WRITTEN TASK
Identify every line containing the word "this" and reproduce each one.

INPUT

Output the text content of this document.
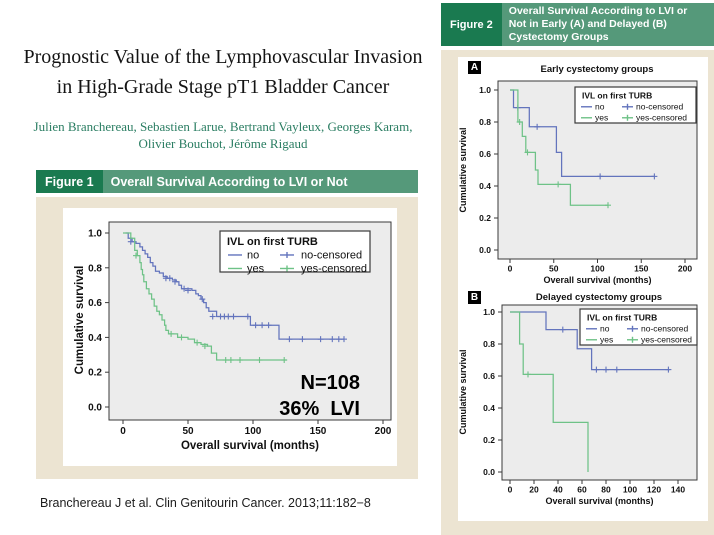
Prognostic Value of the Lymphovascular Invasion
in High-Grade Stage pT1 Bladder Cancer
Julien Branchereau, Sebastien Larue, Bertrand Vayleux, Georges Karam,
Olivier Bouchot, Jérôme Rigaud
Figure 1	Overall Survival According to LVI or Not
0.0
0.2
0.4
0.6
0.8
1.0
0	50	100	150	200
Overall survival (months)
Cumulative survival
IVL on first TURB
no	no-censored
yes	yes-censored
N=108
36%  LVI
Branchereau J et al. Clin Genitourin Cancer. 2013;11:182−8
Figure 2
Overall Survival According to LVI or Not in Early (A) and Delayed (B) Cystectomy Groups
A
0.0
0.2
0.4
0.6
0.8
1.0
0	50	100	150	200
Overall survival (months)
Cumulative survival
Early cystectomy groups
IVL on first TURB
no	no-censored
yes	yes-censored
B
0.0
0.2
0.4
0.6
0.8
1.0
0 20 40 60 80 100 120 140
Overall survival (months)
Cumulative survival
Delayed cystectomy groups
IVL on first TURB
no	no-censored
yes	yes-censored
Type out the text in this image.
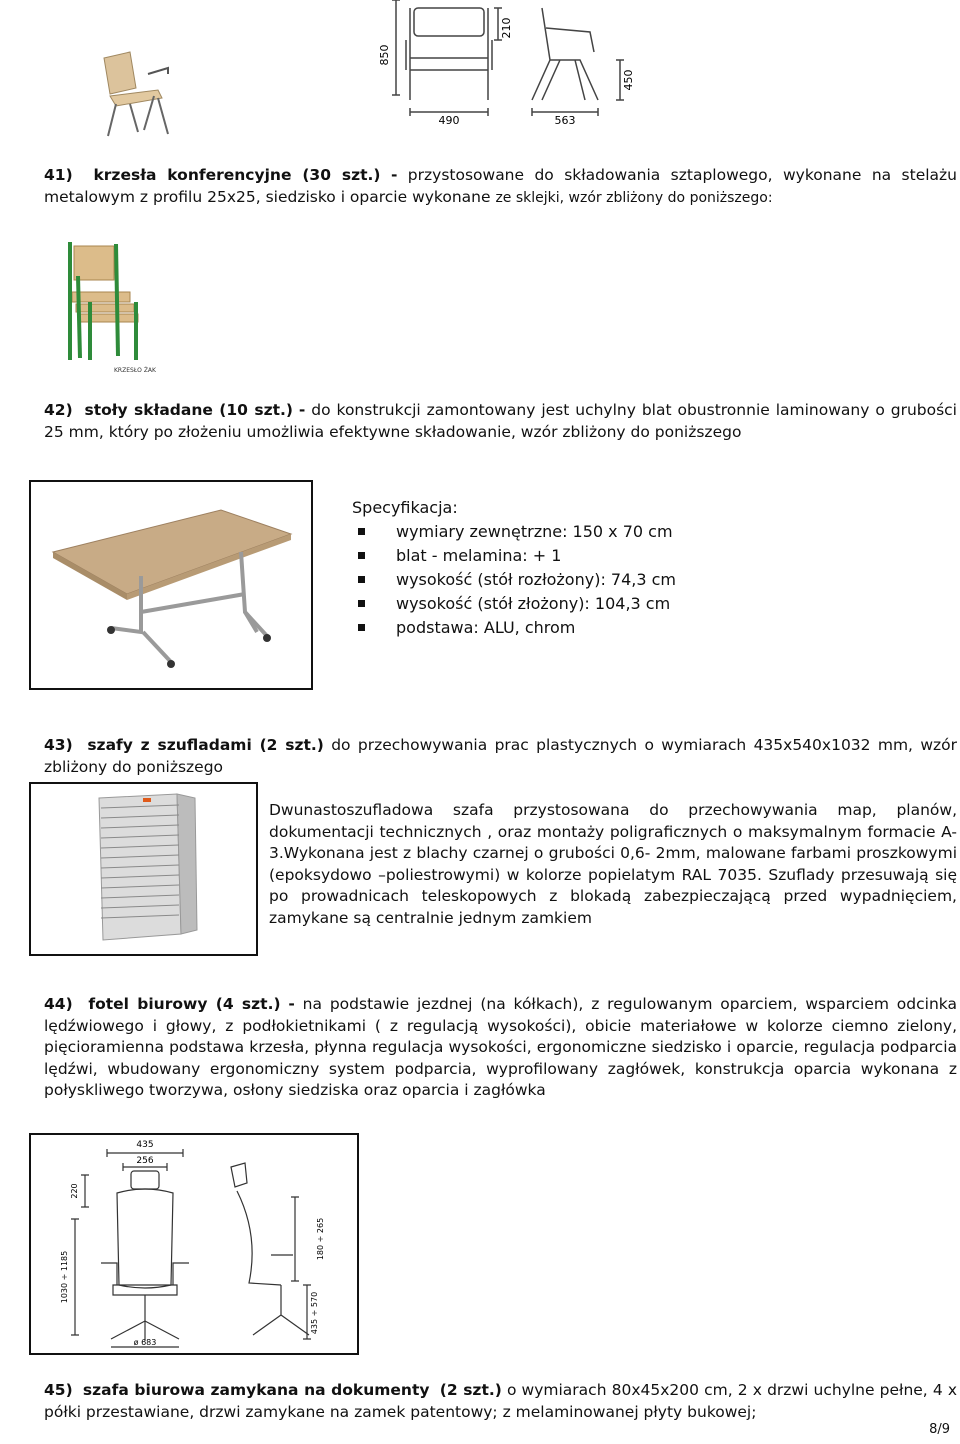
850
210
490	563
450
41) krzesła konferencyjne (30 szt.) - przystosowane do składowania sztaplowego, wykonane na stelażu metalowym z profilu 25x25, siedzisko i oparcie wykonane ze sklejki, wzór zbliżony do poniższego:
KRZESŁO ŻAK
42) stoły składane (10 szt.) - do konstrukcji zamontowany jest uchylny blat obustronnie laminowany o grubości 25 mm, który po złożeniu umożliwia efektywne składowanie, wzór zbliżony do poniższego
Specyfikacja:
wymiary zewnętrzne: 150 x 70 cm
blat - melamina: + 1
wysokość (stół rozłożony): 74,3 cm
wysokość (stół złożony): 104,3 cm
podstawa: ALU, chrom
43) szafy z szufladami (2 szt.) do przechowywania prac plastycznych o wymiarach 435x540x1032 mm, wzór zbliżony do poniższego
Dwunastoszufladowa szafa przystosowana do przechowywania map, planów, dokumentacji technicznych , oraz montaży poligraficznych o maksymalnym formacie A-3.Wykonana jest z blachy czarnej o grubości 0,6- 2mm, malowane farbami proszkowymi (epoksydowo –poliestrowymi) w kolorze popielatym RAL 7035. Szuflady przesuwają się po prowadnicach teleskopowych z blokadą zabezpieczającą przed wypadnięciem, zamykane są centralnie jednym zamkiem
44) fotel biurowy (4 szt.) - na podstawie jezdnej (na kółkach), z regulowanym oparciem, wsparciem odcinka lędźwiowego i głowy, z podłokietnikami ( z regulacją wysokości), obicie materiałowe w kolorze ciemno zielony, pięcioramienna podstawa krzesła, płynna regulacja wysokości, ergonomiczne siedzisko i oparcie, regulacja podparcia lędźwi, wbudowany ergonomiczny system podparcia, wyprofilowany zagłówek, konstrukcja oparcia wykonana z połyskliwego tworzywa, osłony siedziska oraz oparcia i zagłówka
435
256
220
1030 ÷ 1185
180 ÷ 265
435 ÷ 570
ø 683
45) szafa biurowa zamykana na dokumenty (2 szt.) o wymiarach 80x45x200 cm, 2 x drzwi uchylne pełne, 4 x półki przestawiane, drzwi zamykane na zamek patentowy; z melaminowanej płyty bukowej;
8/9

PROBLEM SOLUTION
Output the text content of this document.
Type out the text in this image.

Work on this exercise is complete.